→ **Problem**:
Report how many lines below contain the word "structured". Give only the number.

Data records
__________________________________________________
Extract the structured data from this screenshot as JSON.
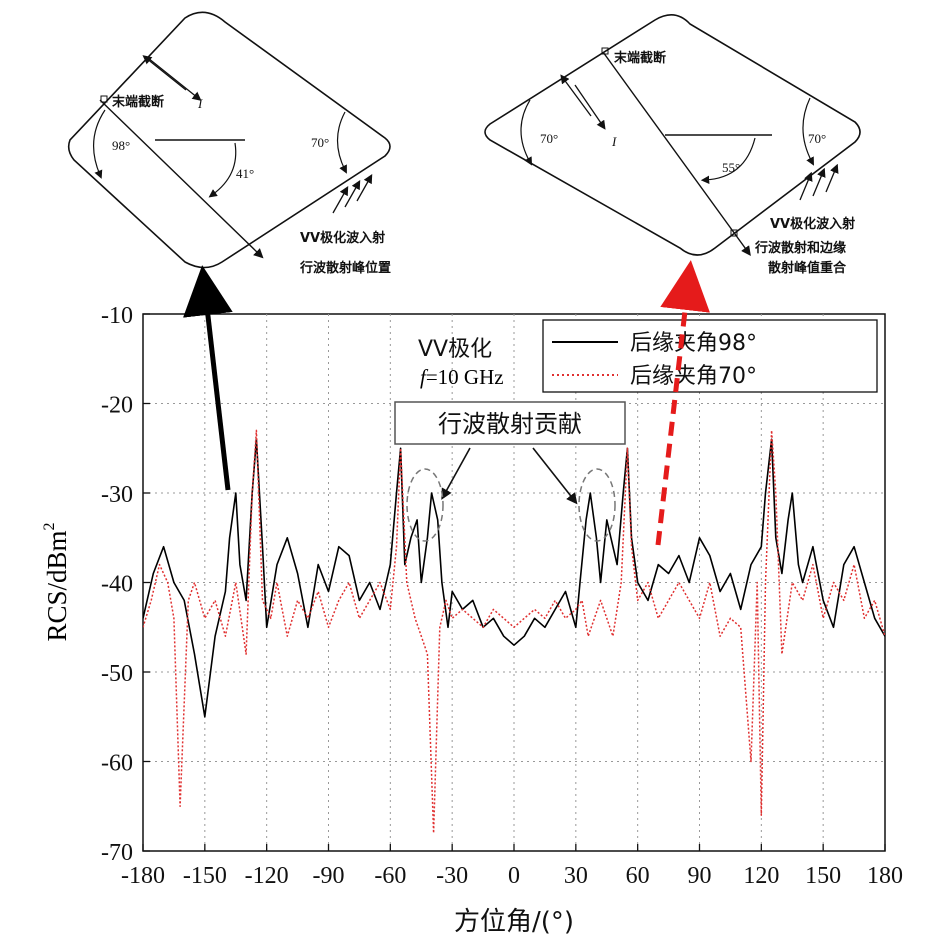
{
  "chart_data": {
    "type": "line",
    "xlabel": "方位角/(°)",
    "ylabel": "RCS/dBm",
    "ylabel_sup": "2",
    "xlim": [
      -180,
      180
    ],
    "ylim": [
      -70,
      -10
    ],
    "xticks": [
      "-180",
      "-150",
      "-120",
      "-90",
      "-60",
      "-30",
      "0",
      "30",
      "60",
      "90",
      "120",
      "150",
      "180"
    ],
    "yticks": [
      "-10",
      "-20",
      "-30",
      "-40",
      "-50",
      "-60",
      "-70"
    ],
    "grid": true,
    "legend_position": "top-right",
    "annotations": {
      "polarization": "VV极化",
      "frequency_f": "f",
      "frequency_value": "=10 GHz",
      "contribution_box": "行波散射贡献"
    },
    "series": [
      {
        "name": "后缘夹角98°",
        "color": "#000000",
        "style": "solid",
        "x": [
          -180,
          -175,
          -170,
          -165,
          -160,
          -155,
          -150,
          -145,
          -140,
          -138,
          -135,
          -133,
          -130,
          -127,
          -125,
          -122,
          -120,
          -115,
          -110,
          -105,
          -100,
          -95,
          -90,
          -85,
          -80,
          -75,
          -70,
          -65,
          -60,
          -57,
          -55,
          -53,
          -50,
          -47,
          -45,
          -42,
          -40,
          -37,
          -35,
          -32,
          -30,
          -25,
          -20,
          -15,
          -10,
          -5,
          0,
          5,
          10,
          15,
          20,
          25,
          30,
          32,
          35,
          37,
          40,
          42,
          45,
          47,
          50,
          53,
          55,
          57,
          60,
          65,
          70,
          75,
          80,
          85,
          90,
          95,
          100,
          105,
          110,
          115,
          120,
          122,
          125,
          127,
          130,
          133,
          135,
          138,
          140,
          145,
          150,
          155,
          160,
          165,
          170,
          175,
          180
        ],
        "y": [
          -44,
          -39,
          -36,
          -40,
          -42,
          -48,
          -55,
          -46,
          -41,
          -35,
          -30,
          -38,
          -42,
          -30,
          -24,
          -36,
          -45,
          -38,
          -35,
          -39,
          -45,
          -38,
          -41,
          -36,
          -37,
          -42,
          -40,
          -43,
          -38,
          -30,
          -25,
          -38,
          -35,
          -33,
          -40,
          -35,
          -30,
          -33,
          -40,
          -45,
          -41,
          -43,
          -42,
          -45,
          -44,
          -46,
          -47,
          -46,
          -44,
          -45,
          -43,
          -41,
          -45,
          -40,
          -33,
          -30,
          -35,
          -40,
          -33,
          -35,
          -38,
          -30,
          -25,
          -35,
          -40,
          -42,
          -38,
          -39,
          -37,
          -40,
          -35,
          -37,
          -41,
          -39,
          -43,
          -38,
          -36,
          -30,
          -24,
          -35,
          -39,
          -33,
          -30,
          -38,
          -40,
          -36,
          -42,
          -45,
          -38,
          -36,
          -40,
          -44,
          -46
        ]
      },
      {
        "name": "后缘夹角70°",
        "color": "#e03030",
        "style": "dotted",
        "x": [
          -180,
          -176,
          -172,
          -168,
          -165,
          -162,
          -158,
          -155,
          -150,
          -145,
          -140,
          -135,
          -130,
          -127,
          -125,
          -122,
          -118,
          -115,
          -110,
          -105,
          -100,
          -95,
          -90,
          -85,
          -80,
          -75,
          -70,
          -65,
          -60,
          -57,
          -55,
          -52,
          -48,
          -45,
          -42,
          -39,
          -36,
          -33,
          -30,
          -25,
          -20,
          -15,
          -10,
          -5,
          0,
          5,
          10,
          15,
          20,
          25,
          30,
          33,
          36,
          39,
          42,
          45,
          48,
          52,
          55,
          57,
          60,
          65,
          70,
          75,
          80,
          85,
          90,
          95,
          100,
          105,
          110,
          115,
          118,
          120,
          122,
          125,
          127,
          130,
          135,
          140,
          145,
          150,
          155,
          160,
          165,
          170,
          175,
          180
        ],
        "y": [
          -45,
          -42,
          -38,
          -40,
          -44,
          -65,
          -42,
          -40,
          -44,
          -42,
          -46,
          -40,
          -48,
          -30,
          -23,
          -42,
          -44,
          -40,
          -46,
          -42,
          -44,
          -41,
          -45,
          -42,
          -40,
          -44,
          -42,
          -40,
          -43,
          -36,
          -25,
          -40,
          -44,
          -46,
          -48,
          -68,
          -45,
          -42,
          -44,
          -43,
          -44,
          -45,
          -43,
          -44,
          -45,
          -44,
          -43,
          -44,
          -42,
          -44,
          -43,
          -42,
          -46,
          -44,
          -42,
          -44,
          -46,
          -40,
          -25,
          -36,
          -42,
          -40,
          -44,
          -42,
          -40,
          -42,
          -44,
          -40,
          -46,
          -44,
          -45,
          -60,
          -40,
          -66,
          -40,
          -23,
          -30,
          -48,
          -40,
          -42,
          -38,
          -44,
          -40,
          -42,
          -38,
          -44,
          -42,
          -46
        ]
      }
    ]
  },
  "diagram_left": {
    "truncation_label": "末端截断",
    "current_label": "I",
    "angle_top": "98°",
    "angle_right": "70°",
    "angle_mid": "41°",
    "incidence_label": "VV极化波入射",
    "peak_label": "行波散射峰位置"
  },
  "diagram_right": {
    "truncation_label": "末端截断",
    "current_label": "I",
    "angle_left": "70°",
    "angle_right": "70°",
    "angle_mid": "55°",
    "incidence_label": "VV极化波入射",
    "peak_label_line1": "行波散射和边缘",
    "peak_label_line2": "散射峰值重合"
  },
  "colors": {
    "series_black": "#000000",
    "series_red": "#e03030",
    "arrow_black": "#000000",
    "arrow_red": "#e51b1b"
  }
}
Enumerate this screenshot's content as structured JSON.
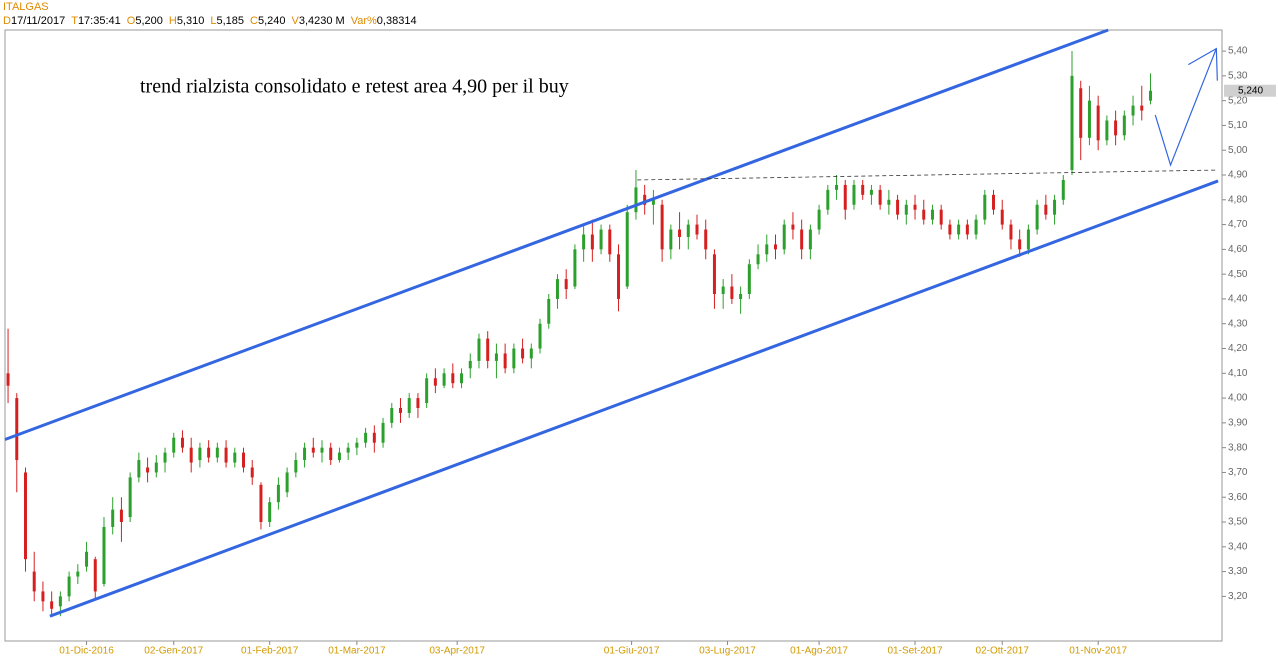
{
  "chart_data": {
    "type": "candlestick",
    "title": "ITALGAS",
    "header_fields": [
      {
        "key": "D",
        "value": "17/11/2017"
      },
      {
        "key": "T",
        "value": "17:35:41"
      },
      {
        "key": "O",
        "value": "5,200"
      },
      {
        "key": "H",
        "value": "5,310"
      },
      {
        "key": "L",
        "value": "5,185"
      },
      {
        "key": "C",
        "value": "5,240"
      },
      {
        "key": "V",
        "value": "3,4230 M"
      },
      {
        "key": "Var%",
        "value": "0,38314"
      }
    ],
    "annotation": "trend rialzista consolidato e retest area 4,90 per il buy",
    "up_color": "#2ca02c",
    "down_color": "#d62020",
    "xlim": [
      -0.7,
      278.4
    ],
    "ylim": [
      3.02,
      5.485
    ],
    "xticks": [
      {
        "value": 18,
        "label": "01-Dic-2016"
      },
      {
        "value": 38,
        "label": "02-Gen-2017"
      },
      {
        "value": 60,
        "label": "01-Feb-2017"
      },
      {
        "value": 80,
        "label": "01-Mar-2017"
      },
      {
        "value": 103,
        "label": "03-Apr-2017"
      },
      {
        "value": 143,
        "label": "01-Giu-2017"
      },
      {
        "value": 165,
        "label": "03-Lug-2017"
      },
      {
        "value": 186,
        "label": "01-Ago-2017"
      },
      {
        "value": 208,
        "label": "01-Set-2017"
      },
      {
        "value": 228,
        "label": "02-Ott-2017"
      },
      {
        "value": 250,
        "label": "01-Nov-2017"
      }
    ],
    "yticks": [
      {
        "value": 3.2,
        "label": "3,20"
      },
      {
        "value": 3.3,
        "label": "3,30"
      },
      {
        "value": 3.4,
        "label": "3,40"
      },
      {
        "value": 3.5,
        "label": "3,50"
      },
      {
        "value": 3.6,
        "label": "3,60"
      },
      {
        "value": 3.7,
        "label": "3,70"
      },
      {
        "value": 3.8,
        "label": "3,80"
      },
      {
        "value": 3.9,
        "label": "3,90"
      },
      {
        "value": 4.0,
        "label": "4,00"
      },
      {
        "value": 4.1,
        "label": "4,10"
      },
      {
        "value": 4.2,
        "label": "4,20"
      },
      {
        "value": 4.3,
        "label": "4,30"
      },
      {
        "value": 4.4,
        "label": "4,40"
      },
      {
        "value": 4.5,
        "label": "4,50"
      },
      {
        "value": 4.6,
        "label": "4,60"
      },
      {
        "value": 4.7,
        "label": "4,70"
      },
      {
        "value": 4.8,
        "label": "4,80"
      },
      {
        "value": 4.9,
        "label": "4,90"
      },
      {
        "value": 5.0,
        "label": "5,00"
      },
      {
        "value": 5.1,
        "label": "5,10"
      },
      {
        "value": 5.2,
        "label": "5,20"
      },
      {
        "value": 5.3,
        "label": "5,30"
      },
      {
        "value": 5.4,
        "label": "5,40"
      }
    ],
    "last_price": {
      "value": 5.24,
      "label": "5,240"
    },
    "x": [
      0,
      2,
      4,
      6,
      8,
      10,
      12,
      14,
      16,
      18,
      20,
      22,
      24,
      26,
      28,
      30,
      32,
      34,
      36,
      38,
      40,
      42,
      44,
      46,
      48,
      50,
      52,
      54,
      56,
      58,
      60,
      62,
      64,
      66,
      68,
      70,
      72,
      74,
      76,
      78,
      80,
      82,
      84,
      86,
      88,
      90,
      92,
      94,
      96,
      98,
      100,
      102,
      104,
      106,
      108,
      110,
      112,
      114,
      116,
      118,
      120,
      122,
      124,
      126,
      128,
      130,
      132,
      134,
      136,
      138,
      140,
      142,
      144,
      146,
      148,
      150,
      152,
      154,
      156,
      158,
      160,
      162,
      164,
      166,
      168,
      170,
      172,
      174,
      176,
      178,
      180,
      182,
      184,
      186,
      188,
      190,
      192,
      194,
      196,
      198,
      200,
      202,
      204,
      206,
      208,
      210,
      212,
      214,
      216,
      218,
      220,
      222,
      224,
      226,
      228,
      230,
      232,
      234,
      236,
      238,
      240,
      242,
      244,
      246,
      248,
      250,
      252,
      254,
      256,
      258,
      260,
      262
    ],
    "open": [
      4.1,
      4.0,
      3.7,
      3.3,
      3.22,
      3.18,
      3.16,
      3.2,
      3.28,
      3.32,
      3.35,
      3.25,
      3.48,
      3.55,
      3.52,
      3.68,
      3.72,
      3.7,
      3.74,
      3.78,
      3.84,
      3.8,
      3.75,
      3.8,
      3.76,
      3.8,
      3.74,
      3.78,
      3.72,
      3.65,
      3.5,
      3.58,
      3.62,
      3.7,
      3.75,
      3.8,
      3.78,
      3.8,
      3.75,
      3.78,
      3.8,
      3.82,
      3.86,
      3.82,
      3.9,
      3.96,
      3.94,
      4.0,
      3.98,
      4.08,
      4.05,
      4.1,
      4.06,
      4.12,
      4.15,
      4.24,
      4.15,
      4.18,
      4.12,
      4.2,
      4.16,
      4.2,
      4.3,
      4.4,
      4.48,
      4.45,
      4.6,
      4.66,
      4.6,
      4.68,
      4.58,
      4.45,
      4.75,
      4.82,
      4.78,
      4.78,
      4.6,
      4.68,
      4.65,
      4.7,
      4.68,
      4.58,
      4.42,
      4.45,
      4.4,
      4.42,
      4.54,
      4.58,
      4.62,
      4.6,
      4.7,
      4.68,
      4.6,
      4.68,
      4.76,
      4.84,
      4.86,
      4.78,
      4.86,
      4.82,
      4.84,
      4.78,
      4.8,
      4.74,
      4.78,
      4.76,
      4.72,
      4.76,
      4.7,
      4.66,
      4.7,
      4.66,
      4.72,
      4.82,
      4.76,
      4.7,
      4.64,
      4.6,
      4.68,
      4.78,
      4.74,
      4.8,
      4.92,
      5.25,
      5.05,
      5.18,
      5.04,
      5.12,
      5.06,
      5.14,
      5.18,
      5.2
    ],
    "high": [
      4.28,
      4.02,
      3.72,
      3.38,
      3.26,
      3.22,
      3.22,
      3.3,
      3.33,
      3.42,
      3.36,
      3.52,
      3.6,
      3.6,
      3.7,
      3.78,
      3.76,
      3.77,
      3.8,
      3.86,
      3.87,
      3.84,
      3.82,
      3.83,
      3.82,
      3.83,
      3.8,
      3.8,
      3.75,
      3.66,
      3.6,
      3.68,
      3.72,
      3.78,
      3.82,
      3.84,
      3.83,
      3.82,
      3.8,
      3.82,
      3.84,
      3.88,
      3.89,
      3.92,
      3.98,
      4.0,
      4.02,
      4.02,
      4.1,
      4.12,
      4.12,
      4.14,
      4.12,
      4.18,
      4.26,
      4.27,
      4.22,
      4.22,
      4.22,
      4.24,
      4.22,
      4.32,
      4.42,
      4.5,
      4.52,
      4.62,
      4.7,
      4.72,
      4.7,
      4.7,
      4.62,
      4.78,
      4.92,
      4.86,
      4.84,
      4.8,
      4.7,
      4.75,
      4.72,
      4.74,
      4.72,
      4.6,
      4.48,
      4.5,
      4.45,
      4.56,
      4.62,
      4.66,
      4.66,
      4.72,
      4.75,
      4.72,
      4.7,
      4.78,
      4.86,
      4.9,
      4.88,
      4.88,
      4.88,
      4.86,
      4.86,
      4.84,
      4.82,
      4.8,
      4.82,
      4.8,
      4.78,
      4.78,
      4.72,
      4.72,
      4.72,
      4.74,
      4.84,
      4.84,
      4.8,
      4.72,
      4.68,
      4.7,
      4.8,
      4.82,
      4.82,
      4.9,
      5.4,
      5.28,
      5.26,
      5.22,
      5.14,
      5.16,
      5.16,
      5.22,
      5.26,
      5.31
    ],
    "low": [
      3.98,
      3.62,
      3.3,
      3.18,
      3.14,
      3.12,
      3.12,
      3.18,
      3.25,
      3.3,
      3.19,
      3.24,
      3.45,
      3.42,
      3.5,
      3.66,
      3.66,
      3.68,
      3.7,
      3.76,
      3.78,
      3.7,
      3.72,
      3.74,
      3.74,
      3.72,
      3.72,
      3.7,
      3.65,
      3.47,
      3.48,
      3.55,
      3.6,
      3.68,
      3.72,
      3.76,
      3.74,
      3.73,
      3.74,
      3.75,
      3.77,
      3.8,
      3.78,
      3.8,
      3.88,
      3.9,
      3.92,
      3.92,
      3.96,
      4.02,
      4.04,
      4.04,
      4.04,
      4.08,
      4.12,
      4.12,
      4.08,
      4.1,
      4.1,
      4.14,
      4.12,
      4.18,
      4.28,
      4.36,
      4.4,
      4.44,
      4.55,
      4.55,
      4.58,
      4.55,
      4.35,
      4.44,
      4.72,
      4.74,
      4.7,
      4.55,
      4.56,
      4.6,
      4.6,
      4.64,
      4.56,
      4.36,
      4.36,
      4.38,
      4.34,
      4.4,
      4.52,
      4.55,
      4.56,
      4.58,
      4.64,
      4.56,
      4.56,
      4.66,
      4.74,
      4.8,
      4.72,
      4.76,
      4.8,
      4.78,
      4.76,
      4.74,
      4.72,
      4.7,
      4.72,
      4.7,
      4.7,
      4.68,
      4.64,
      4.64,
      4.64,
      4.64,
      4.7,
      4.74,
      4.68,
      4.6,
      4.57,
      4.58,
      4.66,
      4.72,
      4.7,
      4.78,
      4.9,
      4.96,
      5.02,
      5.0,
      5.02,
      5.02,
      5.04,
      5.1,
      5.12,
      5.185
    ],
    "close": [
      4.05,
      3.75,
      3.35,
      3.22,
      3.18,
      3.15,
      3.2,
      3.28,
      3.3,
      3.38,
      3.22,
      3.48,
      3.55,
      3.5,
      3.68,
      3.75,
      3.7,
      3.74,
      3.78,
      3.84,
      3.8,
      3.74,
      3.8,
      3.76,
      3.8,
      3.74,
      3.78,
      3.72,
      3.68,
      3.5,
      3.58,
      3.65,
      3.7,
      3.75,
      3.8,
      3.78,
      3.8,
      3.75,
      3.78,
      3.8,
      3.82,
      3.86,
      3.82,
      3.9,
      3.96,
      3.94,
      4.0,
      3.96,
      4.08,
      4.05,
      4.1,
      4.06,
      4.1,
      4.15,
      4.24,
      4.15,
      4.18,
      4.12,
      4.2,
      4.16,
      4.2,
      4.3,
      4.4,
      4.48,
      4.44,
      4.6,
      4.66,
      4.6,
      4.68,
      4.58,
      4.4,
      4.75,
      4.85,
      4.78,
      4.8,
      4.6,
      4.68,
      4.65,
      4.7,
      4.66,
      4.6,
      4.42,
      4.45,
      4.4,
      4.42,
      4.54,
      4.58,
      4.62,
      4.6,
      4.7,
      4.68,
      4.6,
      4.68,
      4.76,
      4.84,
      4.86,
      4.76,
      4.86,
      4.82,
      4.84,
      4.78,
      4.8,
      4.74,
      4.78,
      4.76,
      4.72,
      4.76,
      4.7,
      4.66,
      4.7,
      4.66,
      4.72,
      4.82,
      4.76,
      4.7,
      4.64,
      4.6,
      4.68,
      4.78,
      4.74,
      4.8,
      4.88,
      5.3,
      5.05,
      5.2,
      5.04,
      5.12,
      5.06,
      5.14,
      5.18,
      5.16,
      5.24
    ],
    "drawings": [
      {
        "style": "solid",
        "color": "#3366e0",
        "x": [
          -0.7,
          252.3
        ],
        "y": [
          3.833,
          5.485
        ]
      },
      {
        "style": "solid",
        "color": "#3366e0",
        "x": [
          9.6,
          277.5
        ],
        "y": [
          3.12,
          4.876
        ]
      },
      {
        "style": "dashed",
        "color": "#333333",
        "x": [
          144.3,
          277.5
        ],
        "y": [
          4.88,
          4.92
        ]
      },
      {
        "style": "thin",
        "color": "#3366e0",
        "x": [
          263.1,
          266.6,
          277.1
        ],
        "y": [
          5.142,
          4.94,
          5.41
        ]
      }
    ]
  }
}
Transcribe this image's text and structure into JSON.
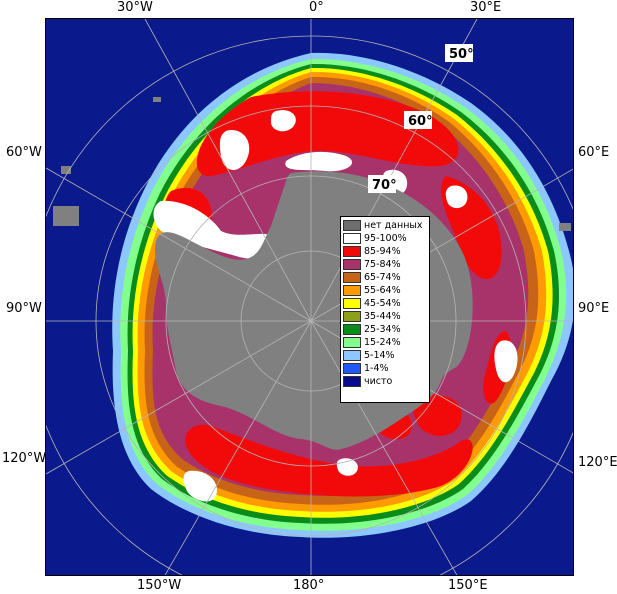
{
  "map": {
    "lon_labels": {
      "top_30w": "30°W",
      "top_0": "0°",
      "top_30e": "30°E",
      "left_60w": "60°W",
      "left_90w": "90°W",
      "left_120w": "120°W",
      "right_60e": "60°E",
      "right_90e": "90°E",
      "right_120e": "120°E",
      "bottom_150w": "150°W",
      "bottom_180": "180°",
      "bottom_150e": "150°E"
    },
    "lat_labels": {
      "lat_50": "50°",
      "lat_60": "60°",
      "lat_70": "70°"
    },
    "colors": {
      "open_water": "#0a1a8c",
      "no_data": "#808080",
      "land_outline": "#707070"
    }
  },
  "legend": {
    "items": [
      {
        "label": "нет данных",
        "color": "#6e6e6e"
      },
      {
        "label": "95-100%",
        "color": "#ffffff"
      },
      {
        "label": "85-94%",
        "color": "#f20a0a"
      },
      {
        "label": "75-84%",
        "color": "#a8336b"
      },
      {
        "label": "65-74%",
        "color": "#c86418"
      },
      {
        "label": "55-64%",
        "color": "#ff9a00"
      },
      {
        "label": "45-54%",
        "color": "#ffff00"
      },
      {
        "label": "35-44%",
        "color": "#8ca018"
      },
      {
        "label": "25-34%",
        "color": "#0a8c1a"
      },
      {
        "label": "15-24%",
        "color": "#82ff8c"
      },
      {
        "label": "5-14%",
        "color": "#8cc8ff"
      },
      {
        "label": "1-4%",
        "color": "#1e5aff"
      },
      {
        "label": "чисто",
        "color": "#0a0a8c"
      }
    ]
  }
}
__________________________________________________
→ **Task output**:
2